◆ What is needed:
Render each line of the material below as a Markdown table with two columns, No. for the row number and Line for the line itself, skipping any blank lines.

━━━━━ Records for this task

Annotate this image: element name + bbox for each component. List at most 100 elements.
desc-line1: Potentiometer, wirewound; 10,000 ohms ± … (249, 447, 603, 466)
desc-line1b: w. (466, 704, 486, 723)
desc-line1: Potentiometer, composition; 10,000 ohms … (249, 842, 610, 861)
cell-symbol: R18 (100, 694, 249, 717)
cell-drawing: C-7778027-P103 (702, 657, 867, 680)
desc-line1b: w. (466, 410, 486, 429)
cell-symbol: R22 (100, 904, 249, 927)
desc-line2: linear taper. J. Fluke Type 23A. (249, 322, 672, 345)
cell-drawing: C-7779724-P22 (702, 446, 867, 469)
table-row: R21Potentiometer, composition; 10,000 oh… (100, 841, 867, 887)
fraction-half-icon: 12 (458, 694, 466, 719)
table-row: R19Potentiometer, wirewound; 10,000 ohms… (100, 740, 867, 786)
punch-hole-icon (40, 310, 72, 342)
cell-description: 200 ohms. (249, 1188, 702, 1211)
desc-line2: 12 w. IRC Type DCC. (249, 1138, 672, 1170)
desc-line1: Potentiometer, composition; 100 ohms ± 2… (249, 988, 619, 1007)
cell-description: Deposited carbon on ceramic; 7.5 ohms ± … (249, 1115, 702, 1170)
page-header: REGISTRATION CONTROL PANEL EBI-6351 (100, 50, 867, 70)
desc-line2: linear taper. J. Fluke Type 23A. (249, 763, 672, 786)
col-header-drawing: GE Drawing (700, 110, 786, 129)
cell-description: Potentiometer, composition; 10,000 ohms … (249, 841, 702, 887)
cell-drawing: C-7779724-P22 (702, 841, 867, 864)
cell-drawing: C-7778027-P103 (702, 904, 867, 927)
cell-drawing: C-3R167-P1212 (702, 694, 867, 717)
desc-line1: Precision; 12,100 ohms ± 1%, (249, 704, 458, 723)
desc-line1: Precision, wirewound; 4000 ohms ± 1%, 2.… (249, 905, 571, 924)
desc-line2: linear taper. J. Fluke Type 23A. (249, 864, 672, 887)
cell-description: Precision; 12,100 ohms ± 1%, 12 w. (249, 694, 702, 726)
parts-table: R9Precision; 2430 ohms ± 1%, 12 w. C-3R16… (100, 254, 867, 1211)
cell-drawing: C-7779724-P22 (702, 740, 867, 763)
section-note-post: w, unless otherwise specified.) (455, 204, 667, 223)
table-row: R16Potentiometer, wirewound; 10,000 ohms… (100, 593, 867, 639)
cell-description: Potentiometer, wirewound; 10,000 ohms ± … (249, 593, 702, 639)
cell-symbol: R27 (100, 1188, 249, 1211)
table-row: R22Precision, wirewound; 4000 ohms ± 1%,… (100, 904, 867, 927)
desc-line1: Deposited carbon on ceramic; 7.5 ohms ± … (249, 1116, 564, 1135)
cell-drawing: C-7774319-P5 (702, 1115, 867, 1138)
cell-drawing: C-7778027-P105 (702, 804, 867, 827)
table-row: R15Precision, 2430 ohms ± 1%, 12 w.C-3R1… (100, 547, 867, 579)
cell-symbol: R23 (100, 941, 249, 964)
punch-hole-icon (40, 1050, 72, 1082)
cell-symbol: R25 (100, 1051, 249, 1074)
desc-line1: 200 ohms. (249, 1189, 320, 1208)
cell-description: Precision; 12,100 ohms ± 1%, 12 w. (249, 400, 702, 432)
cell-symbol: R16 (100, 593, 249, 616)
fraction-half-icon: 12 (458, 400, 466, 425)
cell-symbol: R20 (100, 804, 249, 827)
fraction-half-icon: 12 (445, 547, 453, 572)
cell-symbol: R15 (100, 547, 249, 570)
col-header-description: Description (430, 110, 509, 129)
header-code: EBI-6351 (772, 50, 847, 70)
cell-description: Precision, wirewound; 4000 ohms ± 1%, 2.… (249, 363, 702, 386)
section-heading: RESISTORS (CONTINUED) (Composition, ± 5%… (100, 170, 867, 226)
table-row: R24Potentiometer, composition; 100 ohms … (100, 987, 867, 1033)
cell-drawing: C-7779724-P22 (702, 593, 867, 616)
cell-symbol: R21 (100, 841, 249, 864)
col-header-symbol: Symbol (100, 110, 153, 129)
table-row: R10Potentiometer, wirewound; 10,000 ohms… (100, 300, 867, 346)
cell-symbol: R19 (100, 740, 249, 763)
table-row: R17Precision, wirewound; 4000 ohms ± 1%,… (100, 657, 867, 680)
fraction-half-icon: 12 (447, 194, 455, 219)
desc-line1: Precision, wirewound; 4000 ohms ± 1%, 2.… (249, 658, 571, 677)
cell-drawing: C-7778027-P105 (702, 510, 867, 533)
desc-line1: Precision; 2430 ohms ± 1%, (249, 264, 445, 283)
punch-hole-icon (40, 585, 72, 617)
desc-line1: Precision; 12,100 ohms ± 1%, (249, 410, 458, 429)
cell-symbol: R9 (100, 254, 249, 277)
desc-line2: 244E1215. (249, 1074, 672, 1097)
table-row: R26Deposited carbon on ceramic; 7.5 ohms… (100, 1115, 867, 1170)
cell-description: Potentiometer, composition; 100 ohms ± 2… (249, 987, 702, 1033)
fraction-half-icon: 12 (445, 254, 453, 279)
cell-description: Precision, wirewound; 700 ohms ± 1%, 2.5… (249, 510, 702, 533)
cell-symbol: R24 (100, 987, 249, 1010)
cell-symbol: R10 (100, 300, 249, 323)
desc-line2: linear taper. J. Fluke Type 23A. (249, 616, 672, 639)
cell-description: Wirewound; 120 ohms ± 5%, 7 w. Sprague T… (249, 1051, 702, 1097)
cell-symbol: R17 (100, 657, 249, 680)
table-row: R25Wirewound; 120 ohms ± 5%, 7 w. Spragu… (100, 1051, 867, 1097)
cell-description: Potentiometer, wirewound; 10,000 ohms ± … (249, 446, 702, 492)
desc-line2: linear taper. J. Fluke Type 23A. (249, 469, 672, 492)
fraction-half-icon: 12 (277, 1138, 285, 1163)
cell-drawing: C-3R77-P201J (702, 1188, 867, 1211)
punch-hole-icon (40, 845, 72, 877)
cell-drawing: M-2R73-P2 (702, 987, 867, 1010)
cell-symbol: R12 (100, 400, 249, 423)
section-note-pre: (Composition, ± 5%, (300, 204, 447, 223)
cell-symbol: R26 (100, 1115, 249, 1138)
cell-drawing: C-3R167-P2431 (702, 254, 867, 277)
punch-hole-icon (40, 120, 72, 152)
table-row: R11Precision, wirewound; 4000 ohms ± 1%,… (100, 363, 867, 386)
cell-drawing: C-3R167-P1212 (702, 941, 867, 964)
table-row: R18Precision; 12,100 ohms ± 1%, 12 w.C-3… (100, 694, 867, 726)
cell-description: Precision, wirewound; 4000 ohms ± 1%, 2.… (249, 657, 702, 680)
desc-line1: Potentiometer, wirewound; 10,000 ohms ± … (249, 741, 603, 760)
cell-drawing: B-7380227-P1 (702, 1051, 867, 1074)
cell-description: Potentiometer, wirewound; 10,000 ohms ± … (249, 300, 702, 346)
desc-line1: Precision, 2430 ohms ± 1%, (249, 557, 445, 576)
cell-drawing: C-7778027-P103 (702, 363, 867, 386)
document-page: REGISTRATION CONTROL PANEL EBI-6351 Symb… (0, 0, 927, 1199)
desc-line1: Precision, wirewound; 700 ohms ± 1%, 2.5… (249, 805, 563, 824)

━━━━━━━━━━

◆ Response to this task:
| No. | Line |
|---|---|
| 1 | Annotate this image: element name + bbox for each component. List at most 100 elements. |
| 2 | desc-line1: Potentiometer, wirewound; 10,000 ohms ± … (249, 447, 603, 466) |
| 3 | desc-line1b: w. (466, 704, 486, 723) |
| 4 | desc-line1: Potentiometer, composition; 10,000 ohms … (249, 842, 610, 861) |
| 5 | cell-symbol: R18 (100, 694, 249, 717) |
| 6 | cell-drawing: C-7778027-P103 (702, 657, 867, 680) |
| 7 | desc-line1b: w. (466, 410, 486, 429) |
| 8 | cell-symbol: R22 (100, 904, 249, 927) |
| 9 | desc-line2: linear taper. J. Fluke Type 23A. (249, 322, 672, 345) |
| 10 | cell-drawing: C-7779724-P22 (702, 446, 867, 469) |
| 11 | table-row: R21Potentiometer, composition; 10,000 oh… (100, 841, 867, 887) |
| 12 | fraction-half-icon: 12 (458, 694, 466, 719) |
| 13 | table-row: R19Potentiometer, wirewound; 10,000 ohms… (100, 740, 867, 786) |
| 14 | punch-hole-icon (40, 310, 72, 342) |
| 15 | cell-description: 200 ohms. (249, 1188, 702, 1211) |
| 16 | desc-line2: 12 w. IRC Type DCC. (249, 1138, 672, 1170) |
| 17 | desc-line1: Potentiometer, composition; 100 ohms ± 2… (249, 988, 619, 1007) |
| 18 | cell-description: Deposited carbon on ceramic; 7.5 ohms ± … (249, 1115, 702, 1170) |
| 19 | page-header: REGISTRATION CONTROL PANEL EBI-6351 (100, 50, 867, 70) |
| 20 | desc-line2: linear taper. J. Fluke Type 23A. (249, 763, 672, 786) |
| 21 | col-header-drawing: GE Drawing (700, 110, 786, 129) |
| 22 | cell-description: Potentiometer, composition; 10,000 ohms … (249, 841, 702, 887) |
| 23 | cell-drawing: C-7779724-P22 (702, 841, 867, 864) |
| 24 | cell-drawing: C-7778027-P103 (702, 904, 867, 927) |
| 25 | cell-drawing: C-3R167-P1212 (702, 694, 867, 717) |
| 26 | desc-line1: Precision; 12,100 ohms ± 1%, (249, 704, 458, 723) |
| 27 | desc-line1: Precision, wirewound; 4000 ohms ± 1%, 2.… (249, 905, 571, 924) |
| 28 | desc-line2: linear taper. J. Fluke Type 23A. (249, 864, 672, 887) |
| 29 | cell-description: Precision; 12,100 ohms ± 1%, 12 w. (249, 694, 702, 726) |
| 30 | parts-table: R9Precision; 2430 ohms ± 1%, 12 w. C-3R16… (100, 254, 867, 1211) |
| 31 | cell-drawing: C-7779724-P22 (702, 740, 867, 763) |
| 32 | section-note-post: w, unless otherwise specified.) (455, 204, 667, 223) |
| 33 | table-row: R16Potentiometer, wirewound; 10,000 ohms… (100, 593, 867, 639) |
| 34 | cell-description: Potentiometer, wirewound; 10,000 ohms ± … (249, 593, 702, 639) |
| 35 | cell-symbol: R27 (100, 1188, 249, 1211) |
| 36 | table-row: R22Precision, wirewound; 4000 ohms ± 1%,… (100, 904, 867, 927) |
| 37 | desc-line1: Deposited carbon on ceramic; 7.5 ohms ± … (249, 1116, 564, 1135) |
| 38 | cell-drawing: C-7774319-P5 (702, 1115, 867, 1138) |
| 39 | cell-drawing: C-7778027-P105 (702, 804, 867, 827) |
| 40 | table-row: R15Precision, 2430 ohms ± 1%, 12 w.C-3R1… (100, 547, 867, 579) |
| 41 | cell-symbol: R23 (100, 941, 249, 964) |
| 42 | punch-hole-icon (40, 1050, 72, 1082) |
| 43 | cell-symbol: R25 (100, 1051, 249, 1074) |
| 44 | desc-line1: 200 ohms. (249, 1189, 320, 1208) |
| 45 | cell-description: Precision; 12,100 ohms ± 1%, 12 w. (249, 400, 702, 432) |
| 46 | cell-symbol: R16 (100, 593, 249, 616) |
| 47 | fraction-half-icon: 12 (458, 400, 466, 425) |
| 48 | cell-symbol: R20 (100, 804, 249, 827) |
| 49 | fraction-half-icon: 12 (445, 547, 453, 572) |
| 50 | cell-symbol: R15 (100, 547, 249, 570) |
| 51 | col-header-description: Description (430, 110, 509, 129) |
| 52 | header-code: EBI-6351 (772, 50, 847, 70) |
| 53 | cell-description: Precision, wirewound; 4000 ohms ± 1%, 2.… (249, 363, 702, 386) |
| 54 | section-heading: RESISTORS (CONTINUED) (Composition, ± 5%… (100, 170, 867, 226) |
| 55 | table-row: R24Potentiometer, composition; 100 ohms … (100, 987, 867, 1033) |
| 56 | cell-drawing: C-7779724-P22 (702, 593, 867, 616) |
| 57 | cell-symbol: R21 (100, 841, 249, 864) |
| 58 | col-header-symbol: Symbol (100, 110, 153, 129) |
| 59 | table-row: R10Potentiometer, wirewound; 10,000 ohms… (100, 300, 867, 346) |
| 60 | cell-symbol: R19 (100, 740, 249, 763) |
| 61 | table-row: R17Precision, wirewound; 4000 ohms ± 1%,… (100, 657, 867, 680) |
| 62 | fraction-half-icon: 12 (447, 194, 455, 219) |
| 63 | desc-line1: Precision, wirewound; 4000 ohms ± 1%, 2.… (249, 658, 571, 677) |
| 64 | cell-drawing: C-7778027-P105 (702, 510, 867, 533) |
| 65 | desc-line1: Precision; 2430 ohms ± 1%, (249, 264, 445, 283) |
| 66 | punch-hole-icon (40, 585, 72, 617) |
| 67 | desc-line1: Precision; 12,100 ohms ± 1%, (249, 410, 458, 429) |
| 68 | cell-symbol: R9 (100, 254, 249, 277) |
| 69 | desc-line2: 244E1215. (249, 1074, 672, 1097) |
| 70 | table-row: R26Deposited carbon on ceramic; 7.5 ohms… (100, 1115, 867, 1170) |
| 71 | cell-description: Potentiometer, composition; 100 ohms ± 2… (249, 987, 702, 1033) |
| 72 | fraction-half-icon: 12 (445, 254, 453, 279) |
| 73 | cell-description: Precision, wirewound; 700 ohms ± 1%, 2.5… (249, 510, 702, 533) |
| 74 | cell-symbol: R24 (100, 987, 249, 1010) |
| 75 | cell-symbol: R10 (100, 300, 249, 323) |
| 76 | desc-line2: linear taper. J. Fluke Type 23A. (249, 616, 672, 639) |
| 77 | cell-description: Wirewound; 120 ohms ± 5%, 7 w. Sprague T… (249, 1051, 702, 1097) |
| 78 | cell-symbol: R17 (100, 657, 249, 680) |
| 79 | table-row: R25Wirewound; 120 ohms ± 5%, 7 w. Spragu… (100, 1051, 867, 1097) |
| 80 | cell-description: Potentiometer, wirewound; 10,000 ohms ± … (249, 446, 702, 492) |
| 81 | desc-line2: linear taper. J. Fluke Type 23A. (249, 469, 672, 492) |
| 82 | fraction-half-icon: 12 (277, 1138, 285, 1163) |
| 83 | cell-drawing: C-3R77-P201J (702, 1188, 867, 1211) |
| 84 | punch-hole-icon (40, 845, 72, 877) |
| 85 | cell-drawing: M-2R73-P2 (702, 987, 867, 1010) |
| 86 | cell-symbol: R12 (100, 400, 249, 423) |
| 87 | section-note-pre: (Composition, ± 5%, (300, 204, 447, 223) |
| 88 | cell-symbol: R26 (100, 1115, 249, 1138) |
| 89 | cell-drawing: C-3R167-P2431 (702, 254, 867, 277) |
| 90 | punch-hole-icon (40, 120, 72, 152) |
| 91 | table-row: R11Precision, wirewound; 4000 ohms ± 1%,… (100, 363, 867, 386) |
| 92 | cell-drawing: C-3R167-P1212 (702, 941, 867, 964) |
| 93 | table-row: R18Precision; 12,100 ohms ± 1%, 12 w.C-3… (100, 694, 867, 726) |
| 94 | cell-description: Precision, wirewound; 4000 ohms ± 1%, 2.… (249, 657, 702, 680) |
| 95 | desc-line1: Potentiometer, wirewound; 10,000 ohms ± … (249, 741, 603, 760) |
| 96 | cell-drawing: B-7380227-P1 (702, 1051, 867, 1074) |
| 97 | cell-description: Potentiometer, wirewound; 10,000 ohms ± … (249, 300, 702, 346) |
| 98 | desc-line1: Precision, 2430 ohms ± 1%, (249, 557, 445, 576) |
| 99 | cell-drawing: C-7778027-P103 (702, 363, 867, 386) |
| 100 | document-page: REGISTRATION CONTROL PANEL EBI-6351 Symb… (0, 0, 927, 1199) |
| 101 | desc-line1: Precision, wirewound; 700 ohms ± 1%, 2.5… (249, 805, 563, 824) |